Gather every line below where "materials" appears.

** Start Record set **

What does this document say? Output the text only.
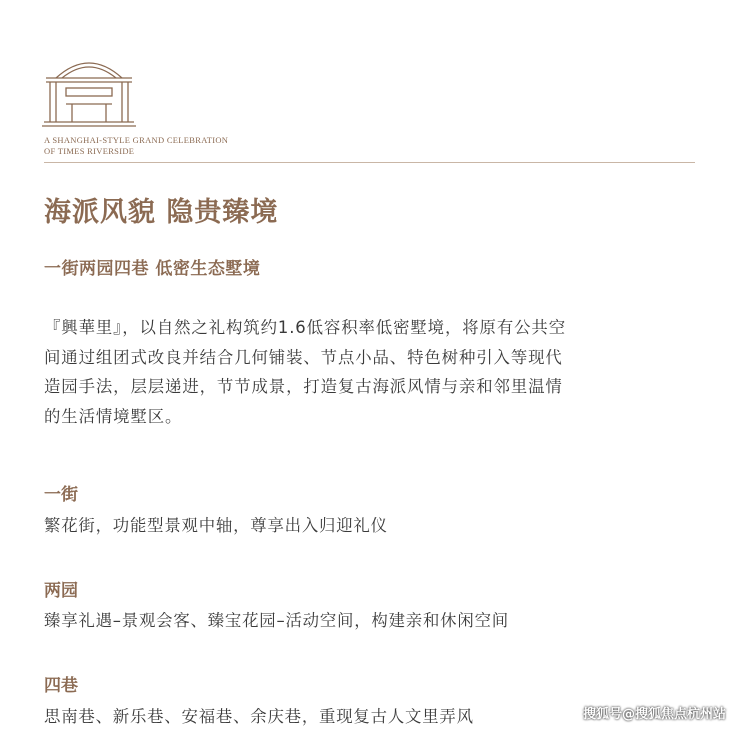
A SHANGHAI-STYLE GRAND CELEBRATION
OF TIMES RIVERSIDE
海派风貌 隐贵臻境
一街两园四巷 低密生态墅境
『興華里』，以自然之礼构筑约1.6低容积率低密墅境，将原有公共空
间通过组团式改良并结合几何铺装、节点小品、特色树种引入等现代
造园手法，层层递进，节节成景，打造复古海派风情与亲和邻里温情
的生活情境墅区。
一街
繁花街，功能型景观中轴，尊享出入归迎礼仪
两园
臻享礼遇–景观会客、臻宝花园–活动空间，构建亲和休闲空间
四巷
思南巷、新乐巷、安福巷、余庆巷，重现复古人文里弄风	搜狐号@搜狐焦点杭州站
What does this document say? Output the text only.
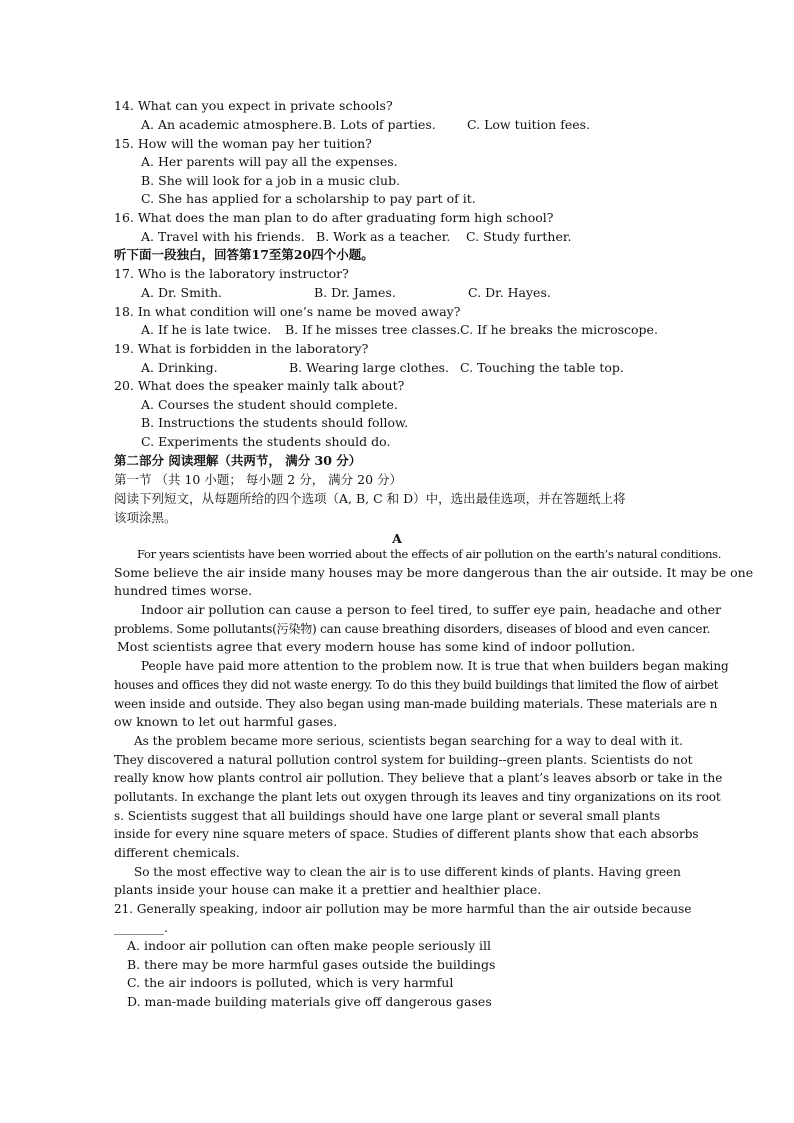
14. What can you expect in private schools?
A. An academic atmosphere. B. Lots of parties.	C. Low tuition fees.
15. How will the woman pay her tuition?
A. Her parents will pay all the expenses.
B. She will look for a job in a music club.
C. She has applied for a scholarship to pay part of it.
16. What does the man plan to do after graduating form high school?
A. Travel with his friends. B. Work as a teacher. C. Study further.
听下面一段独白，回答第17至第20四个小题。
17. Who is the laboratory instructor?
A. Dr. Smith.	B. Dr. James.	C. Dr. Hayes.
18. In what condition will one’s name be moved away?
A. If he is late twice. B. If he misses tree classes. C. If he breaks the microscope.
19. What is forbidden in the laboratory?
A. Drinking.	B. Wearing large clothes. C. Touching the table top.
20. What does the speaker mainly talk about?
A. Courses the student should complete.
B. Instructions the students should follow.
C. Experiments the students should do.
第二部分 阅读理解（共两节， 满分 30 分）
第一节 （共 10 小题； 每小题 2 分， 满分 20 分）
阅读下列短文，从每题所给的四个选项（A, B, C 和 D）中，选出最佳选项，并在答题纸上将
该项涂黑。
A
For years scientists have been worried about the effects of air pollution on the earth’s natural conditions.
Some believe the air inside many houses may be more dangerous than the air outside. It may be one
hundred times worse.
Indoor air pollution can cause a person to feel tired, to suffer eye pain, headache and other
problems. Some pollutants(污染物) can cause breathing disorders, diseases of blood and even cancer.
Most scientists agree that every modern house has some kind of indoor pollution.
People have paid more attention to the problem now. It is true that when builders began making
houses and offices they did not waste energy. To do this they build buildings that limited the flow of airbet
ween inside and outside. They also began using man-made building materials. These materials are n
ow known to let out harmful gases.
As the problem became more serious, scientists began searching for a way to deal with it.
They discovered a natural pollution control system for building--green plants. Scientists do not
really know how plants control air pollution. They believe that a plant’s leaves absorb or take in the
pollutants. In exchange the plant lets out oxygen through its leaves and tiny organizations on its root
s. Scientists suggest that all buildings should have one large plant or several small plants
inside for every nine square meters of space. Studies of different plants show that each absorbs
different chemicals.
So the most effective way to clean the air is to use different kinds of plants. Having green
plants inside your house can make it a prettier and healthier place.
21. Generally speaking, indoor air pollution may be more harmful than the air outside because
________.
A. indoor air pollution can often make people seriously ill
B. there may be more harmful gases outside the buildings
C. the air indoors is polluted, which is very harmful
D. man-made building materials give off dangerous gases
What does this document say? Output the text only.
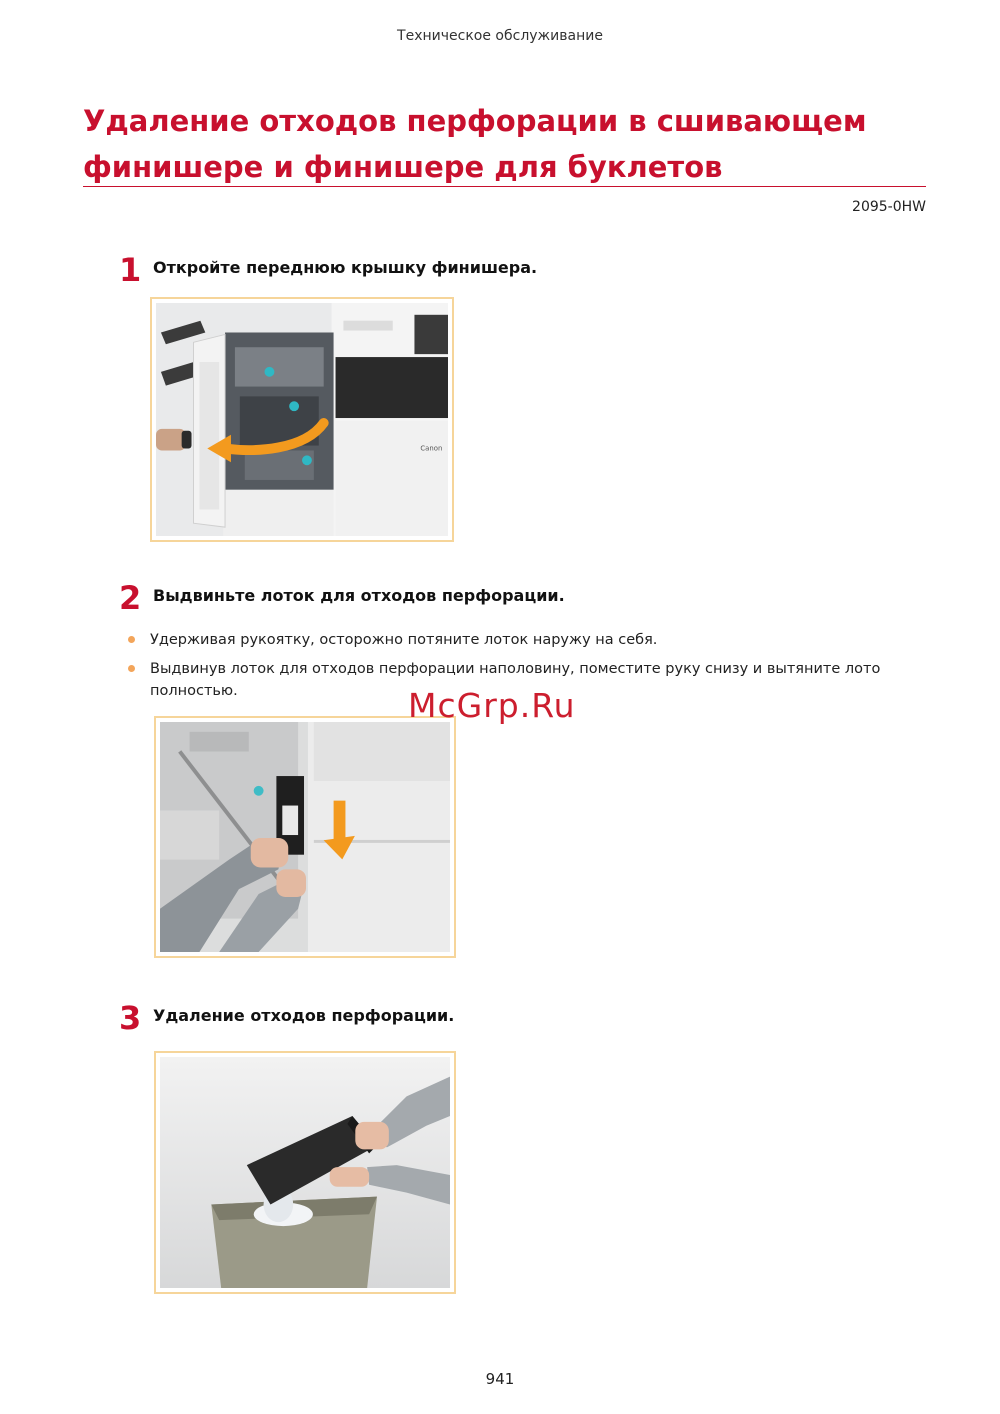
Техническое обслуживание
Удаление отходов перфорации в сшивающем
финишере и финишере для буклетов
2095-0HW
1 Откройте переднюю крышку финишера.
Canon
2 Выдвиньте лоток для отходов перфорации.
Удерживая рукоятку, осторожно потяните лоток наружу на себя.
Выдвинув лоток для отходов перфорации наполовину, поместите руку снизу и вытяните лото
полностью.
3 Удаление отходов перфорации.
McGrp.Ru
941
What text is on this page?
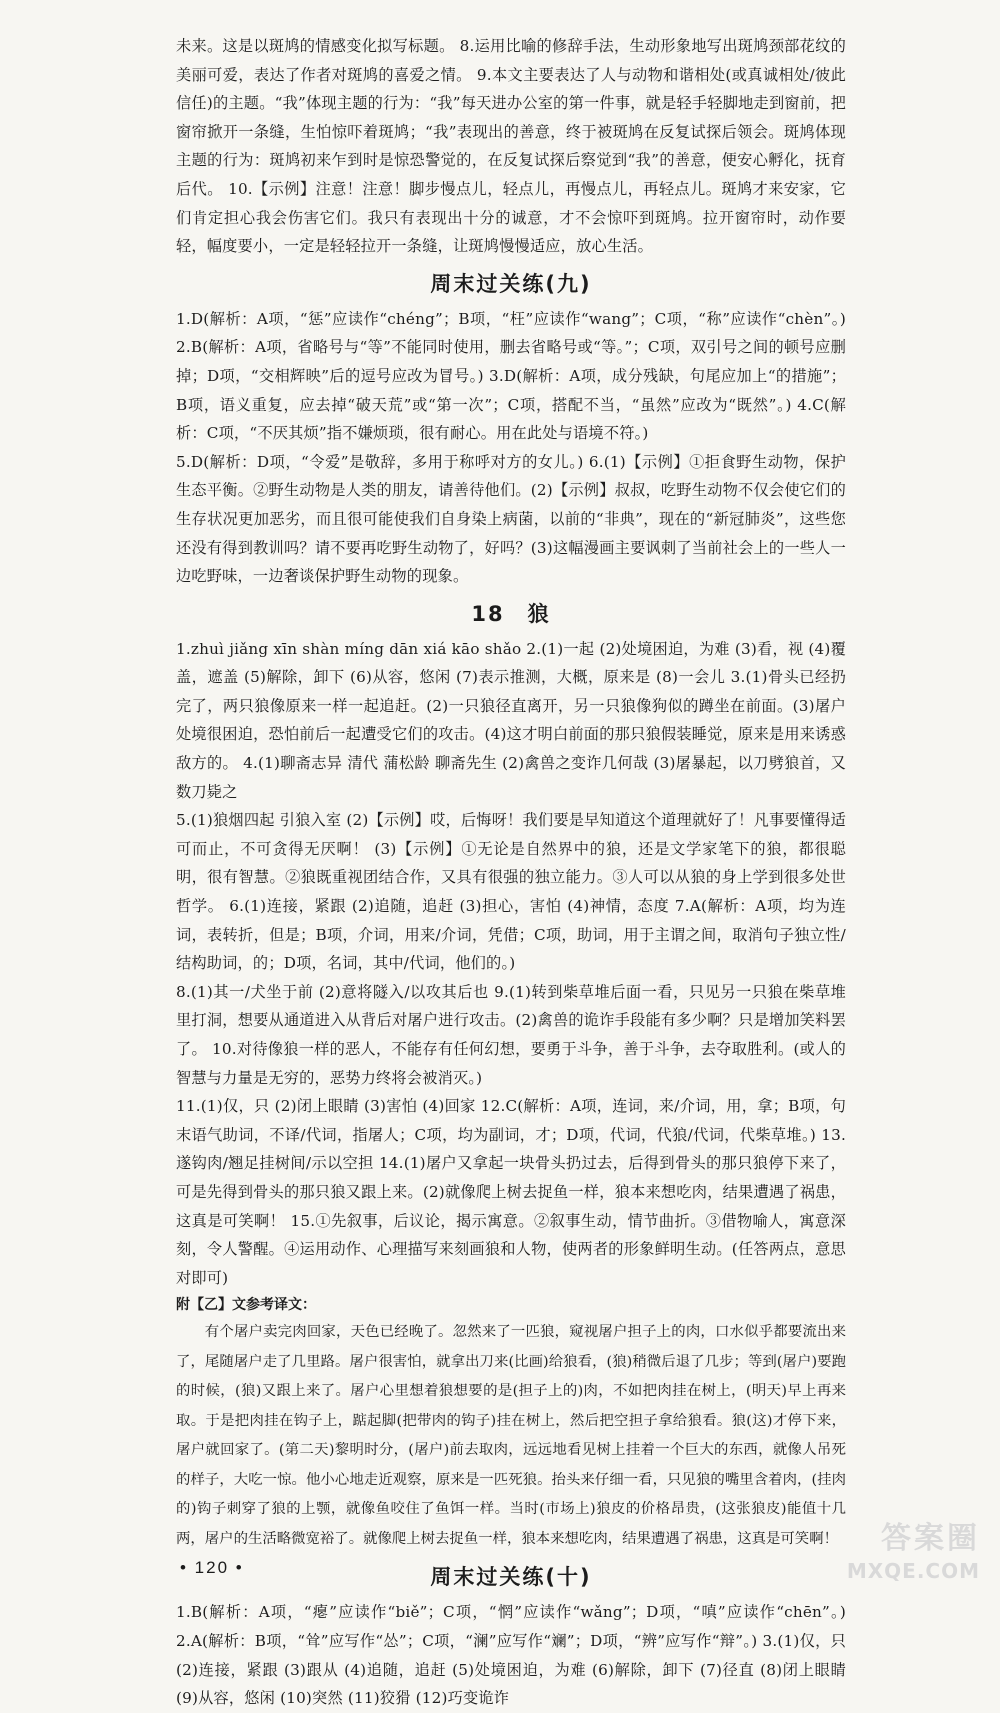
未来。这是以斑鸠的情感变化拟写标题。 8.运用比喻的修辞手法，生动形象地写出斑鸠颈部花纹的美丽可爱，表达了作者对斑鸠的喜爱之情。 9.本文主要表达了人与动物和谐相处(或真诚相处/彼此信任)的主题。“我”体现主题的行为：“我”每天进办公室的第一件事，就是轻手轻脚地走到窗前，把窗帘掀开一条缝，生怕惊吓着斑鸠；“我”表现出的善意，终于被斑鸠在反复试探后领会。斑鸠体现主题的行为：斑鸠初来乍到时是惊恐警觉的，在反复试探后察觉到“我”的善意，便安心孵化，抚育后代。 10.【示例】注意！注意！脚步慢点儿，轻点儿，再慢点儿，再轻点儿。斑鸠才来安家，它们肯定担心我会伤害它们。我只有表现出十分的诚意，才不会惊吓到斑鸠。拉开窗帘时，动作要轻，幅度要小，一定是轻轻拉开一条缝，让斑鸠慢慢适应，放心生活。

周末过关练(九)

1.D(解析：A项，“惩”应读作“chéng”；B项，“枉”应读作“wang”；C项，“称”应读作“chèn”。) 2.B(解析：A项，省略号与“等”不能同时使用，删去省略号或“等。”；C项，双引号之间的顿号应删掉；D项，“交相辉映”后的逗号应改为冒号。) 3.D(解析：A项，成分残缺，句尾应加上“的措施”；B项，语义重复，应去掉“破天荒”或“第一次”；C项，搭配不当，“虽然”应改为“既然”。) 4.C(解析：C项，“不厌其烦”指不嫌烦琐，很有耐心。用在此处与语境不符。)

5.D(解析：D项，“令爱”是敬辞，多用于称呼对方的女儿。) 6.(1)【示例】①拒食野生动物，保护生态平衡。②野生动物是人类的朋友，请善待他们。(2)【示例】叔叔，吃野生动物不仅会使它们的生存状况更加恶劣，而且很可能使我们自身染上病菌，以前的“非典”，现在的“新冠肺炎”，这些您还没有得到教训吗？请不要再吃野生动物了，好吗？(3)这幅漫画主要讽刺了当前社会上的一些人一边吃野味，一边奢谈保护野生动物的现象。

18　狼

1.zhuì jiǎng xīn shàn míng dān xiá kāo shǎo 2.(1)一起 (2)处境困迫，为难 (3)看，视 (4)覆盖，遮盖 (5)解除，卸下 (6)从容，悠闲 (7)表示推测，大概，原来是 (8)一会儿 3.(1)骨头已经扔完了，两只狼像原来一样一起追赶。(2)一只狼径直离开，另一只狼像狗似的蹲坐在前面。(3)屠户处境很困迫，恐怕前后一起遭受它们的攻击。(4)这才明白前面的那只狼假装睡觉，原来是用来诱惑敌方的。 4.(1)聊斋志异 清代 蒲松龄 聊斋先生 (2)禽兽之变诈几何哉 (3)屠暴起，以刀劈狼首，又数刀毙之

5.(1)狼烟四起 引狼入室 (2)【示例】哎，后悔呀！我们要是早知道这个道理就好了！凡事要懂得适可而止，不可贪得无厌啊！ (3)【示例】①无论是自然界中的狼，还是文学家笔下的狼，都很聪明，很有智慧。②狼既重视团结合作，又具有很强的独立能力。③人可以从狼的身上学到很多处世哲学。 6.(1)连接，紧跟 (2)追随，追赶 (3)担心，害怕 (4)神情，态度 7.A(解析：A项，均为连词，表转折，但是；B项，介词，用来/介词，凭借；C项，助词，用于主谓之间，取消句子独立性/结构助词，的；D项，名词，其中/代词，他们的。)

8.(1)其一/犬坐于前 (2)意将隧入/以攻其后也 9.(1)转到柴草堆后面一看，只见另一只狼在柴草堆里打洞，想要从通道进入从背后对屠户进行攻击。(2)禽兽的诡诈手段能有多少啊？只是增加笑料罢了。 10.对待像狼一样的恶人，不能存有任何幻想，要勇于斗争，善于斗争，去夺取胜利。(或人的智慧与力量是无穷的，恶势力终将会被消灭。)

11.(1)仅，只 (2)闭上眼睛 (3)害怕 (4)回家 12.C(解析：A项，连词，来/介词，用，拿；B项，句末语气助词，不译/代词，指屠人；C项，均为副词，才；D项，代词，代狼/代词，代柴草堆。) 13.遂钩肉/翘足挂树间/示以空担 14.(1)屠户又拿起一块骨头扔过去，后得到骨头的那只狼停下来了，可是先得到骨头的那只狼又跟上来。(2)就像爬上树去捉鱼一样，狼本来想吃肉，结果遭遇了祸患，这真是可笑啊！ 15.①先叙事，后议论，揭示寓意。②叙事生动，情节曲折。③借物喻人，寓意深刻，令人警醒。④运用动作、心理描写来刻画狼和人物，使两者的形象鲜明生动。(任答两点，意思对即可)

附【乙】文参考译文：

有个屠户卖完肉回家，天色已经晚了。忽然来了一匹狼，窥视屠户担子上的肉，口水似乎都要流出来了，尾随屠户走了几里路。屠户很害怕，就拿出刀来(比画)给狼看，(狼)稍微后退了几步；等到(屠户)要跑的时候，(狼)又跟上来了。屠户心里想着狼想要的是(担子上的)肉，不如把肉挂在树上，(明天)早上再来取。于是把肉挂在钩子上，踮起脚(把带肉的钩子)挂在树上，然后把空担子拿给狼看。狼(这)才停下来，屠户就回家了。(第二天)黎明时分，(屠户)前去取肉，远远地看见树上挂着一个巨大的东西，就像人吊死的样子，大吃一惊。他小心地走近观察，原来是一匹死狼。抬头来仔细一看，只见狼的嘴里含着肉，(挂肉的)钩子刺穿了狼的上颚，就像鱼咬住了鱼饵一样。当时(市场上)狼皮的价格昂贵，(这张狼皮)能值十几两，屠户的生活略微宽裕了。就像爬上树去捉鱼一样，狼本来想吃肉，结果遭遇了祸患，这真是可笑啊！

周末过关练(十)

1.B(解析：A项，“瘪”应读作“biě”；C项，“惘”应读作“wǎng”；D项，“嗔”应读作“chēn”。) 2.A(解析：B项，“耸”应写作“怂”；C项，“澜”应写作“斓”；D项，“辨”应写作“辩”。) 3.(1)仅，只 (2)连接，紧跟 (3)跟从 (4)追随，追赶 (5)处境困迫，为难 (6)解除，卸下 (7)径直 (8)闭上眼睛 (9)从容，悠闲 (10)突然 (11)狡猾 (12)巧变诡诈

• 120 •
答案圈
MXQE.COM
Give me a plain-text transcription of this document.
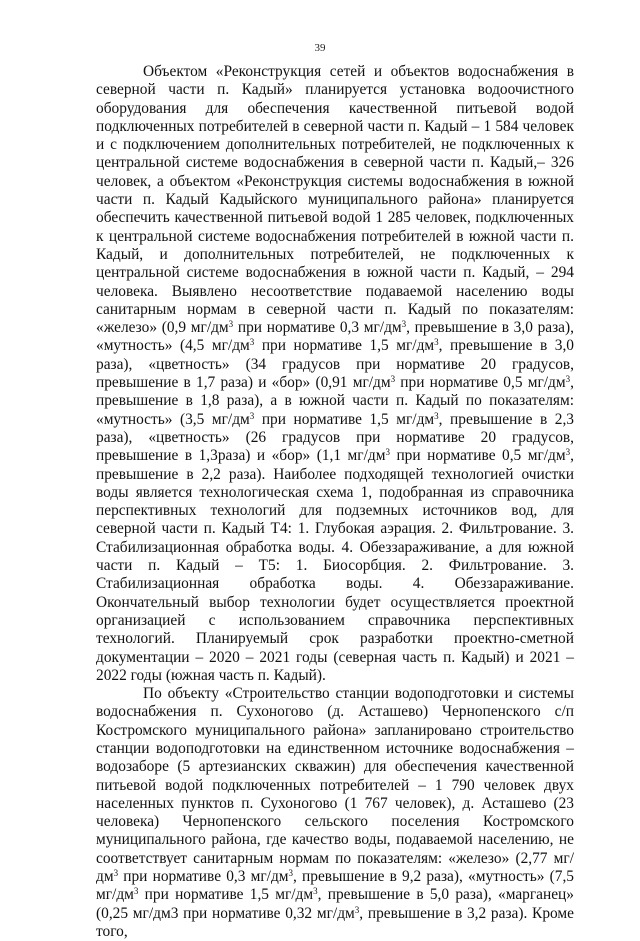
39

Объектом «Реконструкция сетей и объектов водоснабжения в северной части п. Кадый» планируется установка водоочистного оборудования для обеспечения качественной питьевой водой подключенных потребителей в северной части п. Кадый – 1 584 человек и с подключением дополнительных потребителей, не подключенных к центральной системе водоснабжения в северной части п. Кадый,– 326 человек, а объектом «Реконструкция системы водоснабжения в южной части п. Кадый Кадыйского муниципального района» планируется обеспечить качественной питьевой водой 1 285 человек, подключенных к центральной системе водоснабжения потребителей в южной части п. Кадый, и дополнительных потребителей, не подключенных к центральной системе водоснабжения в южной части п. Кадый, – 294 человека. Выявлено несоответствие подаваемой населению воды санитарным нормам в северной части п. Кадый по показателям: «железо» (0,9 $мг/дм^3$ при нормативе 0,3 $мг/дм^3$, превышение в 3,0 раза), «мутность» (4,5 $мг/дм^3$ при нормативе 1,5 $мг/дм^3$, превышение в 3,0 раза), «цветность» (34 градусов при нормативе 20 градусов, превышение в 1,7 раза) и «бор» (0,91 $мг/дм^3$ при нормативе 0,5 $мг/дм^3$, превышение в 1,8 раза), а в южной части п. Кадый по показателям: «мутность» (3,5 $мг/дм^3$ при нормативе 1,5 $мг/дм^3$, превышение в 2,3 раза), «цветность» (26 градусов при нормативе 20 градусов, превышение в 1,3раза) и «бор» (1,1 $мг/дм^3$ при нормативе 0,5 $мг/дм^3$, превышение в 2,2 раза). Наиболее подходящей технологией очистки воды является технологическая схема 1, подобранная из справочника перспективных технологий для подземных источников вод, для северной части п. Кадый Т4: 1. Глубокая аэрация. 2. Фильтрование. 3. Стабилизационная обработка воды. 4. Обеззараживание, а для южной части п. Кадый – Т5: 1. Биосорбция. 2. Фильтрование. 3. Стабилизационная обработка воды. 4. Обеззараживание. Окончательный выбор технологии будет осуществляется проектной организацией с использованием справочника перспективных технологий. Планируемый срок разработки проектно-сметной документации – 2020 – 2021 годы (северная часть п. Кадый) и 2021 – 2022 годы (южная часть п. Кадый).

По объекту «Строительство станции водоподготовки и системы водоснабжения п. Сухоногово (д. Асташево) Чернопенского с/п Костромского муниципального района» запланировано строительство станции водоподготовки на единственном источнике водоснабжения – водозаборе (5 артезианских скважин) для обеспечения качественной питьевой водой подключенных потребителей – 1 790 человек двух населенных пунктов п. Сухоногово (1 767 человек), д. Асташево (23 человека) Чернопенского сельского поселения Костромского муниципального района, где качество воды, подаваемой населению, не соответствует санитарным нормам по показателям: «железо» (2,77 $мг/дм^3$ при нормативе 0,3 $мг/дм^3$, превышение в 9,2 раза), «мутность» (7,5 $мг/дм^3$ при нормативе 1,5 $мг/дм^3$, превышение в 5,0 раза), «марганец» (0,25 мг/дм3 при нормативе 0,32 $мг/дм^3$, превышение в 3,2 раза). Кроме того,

** End Record set **

= Solution =
ween inside and outside. They also began using man-made building materials. These materials are n
D. man-made building materials give off dangerous gases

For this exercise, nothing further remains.